SOURCE RECORDS »
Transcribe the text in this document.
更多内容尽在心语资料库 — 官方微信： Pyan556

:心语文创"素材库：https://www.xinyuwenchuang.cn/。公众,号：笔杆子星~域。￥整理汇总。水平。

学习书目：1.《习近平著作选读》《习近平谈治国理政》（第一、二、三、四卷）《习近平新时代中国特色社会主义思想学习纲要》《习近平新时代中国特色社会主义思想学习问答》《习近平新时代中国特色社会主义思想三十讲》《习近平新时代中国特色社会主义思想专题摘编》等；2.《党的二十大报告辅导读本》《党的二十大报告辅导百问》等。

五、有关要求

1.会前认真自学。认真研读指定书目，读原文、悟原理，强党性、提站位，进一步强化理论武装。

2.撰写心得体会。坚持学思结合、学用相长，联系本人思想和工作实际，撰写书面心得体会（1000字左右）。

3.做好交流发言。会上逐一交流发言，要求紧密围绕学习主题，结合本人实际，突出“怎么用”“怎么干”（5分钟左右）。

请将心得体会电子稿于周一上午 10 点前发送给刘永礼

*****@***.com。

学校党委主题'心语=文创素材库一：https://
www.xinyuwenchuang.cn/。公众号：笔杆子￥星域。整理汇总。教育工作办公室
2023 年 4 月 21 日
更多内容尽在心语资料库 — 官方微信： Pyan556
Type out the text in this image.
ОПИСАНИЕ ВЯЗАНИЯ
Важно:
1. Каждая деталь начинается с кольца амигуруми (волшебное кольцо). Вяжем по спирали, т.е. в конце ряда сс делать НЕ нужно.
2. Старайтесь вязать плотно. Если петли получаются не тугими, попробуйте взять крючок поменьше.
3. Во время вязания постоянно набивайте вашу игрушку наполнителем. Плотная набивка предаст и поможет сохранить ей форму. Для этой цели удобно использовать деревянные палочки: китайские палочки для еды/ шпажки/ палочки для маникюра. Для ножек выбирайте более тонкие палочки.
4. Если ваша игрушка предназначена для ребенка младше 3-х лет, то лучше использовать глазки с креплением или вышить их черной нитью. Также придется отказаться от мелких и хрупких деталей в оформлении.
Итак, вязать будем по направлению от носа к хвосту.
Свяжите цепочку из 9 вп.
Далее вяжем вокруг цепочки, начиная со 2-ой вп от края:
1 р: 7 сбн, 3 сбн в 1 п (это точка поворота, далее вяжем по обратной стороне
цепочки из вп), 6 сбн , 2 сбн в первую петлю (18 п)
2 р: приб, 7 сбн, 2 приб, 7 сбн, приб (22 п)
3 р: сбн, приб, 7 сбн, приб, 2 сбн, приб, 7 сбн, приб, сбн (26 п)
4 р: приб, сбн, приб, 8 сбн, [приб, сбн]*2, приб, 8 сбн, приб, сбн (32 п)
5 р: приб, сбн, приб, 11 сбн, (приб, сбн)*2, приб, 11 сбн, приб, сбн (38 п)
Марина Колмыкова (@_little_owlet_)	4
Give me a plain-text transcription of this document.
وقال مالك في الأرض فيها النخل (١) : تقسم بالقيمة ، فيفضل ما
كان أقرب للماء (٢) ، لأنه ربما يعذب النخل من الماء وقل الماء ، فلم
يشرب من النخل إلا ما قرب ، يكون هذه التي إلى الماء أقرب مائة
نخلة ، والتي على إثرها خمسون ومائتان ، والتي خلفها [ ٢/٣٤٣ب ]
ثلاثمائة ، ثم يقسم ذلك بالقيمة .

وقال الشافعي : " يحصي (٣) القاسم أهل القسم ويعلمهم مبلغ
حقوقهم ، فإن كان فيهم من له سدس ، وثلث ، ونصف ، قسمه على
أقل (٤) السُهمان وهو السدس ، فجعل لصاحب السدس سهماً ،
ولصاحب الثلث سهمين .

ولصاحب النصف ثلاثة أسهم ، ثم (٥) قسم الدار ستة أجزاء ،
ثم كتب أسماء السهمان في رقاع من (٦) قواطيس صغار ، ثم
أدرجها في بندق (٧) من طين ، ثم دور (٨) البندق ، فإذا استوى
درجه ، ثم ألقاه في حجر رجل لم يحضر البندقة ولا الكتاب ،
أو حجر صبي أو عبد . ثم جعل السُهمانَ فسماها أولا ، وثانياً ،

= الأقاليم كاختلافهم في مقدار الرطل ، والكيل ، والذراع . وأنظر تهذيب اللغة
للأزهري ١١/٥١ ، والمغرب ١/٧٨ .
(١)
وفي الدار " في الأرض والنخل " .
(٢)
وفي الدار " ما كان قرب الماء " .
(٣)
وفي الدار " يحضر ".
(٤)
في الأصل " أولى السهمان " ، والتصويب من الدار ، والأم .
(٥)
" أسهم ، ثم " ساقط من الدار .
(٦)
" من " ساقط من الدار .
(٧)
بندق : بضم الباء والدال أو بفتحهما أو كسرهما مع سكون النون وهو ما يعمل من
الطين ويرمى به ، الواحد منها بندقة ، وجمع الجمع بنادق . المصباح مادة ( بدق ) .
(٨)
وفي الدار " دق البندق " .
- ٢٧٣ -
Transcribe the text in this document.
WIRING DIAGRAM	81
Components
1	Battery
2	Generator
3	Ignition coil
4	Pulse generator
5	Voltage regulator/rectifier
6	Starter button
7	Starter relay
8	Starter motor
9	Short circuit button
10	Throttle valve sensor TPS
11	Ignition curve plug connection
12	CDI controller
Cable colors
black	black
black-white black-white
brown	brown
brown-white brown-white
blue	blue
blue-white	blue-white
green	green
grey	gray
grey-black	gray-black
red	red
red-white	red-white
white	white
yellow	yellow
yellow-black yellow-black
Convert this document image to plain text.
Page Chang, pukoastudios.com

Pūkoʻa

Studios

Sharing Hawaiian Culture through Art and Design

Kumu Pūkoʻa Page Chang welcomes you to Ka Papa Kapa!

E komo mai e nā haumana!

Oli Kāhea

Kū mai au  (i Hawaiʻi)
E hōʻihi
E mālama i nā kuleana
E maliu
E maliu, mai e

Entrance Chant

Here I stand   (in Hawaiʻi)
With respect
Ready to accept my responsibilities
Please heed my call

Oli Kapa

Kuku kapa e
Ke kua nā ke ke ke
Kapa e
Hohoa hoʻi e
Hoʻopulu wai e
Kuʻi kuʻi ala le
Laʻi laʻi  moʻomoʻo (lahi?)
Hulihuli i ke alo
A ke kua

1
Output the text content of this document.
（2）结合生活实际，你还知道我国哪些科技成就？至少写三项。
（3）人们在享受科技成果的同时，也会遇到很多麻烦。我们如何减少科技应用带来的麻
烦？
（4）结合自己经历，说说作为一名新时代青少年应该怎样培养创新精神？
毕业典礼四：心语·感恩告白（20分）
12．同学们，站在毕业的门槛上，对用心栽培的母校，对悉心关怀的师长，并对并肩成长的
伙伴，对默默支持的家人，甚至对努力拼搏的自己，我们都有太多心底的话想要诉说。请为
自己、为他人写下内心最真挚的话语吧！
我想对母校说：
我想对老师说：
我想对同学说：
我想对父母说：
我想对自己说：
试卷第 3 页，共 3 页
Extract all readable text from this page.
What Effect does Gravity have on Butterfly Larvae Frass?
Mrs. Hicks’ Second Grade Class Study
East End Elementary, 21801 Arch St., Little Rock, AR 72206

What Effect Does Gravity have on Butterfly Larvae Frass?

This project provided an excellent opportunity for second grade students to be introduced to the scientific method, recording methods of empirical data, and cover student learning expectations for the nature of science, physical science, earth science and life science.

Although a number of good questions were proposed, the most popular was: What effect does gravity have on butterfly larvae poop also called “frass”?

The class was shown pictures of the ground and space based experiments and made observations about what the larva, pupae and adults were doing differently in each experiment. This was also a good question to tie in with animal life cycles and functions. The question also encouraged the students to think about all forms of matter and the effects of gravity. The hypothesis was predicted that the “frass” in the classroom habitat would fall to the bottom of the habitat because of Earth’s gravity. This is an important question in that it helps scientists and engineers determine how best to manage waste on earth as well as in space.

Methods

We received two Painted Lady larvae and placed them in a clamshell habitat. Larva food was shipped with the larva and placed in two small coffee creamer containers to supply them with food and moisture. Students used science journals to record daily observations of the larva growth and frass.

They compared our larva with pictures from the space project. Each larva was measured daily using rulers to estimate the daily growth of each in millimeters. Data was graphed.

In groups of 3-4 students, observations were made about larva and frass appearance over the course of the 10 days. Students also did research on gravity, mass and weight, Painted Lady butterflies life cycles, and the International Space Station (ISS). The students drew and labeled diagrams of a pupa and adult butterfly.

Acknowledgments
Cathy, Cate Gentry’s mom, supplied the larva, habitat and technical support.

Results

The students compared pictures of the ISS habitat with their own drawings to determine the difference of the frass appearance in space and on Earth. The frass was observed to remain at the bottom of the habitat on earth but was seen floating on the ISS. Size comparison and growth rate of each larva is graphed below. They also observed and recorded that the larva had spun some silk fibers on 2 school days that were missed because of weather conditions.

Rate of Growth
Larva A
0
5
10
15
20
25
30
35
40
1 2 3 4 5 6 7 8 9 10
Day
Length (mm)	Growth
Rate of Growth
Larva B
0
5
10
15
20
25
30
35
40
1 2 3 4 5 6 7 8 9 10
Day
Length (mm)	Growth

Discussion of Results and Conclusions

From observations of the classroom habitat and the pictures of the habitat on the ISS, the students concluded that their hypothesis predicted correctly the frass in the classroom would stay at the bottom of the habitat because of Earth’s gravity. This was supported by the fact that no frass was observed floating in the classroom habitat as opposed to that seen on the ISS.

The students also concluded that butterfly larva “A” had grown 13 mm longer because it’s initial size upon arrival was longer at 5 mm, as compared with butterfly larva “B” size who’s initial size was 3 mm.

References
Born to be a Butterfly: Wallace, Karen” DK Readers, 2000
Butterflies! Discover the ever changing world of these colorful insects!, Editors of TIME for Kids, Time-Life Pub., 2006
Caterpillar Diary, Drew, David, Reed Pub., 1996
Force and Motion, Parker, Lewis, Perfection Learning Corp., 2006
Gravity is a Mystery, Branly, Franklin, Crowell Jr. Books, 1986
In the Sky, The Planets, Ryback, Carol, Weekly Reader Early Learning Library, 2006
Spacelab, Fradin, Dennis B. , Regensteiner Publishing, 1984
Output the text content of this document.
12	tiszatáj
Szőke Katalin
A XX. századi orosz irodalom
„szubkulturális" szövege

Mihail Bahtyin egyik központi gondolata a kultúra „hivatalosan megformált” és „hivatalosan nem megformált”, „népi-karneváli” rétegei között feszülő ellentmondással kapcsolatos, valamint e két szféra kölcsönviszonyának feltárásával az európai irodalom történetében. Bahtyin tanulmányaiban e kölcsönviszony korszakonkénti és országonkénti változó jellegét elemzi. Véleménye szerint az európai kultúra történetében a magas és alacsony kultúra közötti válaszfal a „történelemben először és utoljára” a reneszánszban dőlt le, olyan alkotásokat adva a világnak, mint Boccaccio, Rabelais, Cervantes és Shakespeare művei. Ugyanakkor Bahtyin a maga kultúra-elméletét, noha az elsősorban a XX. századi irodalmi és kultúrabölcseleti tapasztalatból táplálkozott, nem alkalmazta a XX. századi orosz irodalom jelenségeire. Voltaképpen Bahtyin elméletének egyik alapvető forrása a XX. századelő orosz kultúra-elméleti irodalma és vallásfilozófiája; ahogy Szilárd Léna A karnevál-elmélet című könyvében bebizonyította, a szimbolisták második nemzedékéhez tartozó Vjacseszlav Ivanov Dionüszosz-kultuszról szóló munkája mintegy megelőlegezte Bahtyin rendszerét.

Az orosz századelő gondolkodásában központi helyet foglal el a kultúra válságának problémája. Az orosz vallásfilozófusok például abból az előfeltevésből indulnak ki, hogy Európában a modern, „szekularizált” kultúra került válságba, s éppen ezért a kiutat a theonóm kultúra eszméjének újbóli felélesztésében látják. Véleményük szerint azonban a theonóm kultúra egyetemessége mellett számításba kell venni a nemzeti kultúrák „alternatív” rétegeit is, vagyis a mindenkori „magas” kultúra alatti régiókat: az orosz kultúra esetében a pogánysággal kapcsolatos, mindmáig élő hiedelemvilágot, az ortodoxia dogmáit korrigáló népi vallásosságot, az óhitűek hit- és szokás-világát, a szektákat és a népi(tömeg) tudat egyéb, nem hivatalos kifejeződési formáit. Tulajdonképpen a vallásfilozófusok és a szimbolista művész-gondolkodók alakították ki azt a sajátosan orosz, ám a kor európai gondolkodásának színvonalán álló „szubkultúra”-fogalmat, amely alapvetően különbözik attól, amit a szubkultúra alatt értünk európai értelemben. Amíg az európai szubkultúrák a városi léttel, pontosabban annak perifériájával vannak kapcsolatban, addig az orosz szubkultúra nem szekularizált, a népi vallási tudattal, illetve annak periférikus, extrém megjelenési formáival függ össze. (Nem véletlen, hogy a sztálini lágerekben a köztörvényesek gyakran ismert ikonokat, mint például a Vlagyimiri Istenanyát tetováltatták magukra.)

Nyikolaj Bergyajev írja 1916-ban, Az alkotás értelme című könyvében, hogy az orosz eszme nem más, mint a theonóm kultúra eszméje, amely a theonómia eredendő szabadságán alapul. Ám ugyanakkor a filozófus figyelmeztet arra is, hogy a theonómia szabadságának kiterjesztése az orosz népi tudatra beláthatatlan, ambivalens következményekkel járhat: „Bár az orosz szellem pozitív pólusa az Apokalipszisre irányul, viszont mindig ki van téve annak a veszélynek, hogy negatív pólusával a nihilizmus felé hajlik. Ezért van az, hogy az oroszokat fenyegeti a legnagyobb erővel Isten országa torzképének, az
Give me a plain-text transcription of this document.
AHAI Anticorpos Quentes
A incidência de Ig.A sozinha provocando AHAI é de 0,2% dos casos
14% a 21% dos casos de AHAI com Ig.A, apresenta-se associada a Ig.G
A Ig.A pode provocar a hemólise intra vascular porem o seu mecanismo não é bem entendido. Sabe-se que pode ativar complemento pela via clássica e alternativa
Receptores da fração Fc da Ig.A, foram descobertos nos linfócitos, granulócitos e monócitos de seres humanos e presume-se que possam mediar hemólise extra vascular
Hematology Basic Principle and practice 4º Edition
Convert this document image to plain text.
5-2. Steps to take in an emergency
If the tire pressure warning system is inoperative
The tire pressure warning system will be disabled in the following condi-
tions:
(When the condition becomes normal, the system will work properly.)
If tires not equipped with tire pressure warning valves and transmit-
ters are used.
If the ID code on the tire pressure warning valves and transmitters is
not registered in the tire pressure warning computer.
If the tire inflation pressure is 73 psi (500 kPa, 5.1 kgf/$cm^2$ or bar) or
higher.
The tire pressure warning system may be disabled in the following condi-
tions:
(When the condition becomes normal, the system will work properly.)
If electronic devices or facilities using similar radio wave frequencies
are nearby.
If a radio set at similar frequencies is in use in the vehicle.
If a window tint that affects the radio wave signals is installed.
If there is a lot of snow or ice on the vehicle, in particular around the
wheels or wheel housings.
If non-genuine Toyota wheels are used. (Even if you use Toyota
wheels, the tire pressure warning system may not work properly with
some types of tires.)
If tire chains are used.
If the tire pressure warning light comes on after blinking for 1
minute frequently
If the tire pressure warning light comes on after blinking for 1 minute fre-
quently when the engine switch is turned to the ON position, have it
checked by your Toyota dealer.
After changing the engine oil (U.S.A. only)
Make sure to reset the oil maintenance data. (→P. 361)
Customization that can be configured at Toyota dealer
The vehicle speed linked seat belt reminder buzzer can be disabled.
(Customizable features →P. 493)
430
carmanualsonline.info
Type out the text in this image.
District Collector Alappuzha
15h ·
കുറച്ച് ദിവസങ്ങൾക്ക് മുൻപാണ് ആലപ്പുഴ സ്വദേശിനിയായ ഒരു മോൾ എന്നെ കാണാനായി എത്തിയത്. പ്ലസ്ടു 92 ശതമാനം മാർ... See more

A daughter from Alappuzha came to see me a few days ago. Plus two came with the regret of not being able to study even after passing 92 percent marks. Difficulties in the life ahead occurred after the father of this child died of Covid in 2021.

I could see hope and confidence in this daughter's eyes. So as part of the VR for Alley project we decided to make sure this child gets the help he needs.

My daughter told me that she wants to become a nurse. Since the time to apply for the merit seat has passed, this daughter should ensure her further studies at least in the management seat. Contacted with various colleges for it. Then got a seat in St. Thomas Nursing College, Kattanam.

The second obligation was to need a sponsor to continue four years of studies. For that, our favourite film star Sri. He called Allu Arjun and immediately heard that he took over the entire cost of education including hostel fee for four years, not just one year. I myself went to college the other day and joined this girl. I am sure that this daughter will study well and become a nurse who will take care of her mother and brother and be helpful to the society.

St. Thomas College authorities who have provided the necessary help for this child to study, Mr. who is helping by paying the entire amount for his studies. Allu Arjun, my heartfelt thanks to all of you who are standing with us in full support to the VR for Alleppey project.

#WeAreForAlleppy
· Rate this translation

REQUEST »
Exactly how many lines in the data above contain the word "child"? Respond with the number and nothing more.

CORRECT ANSWER »
3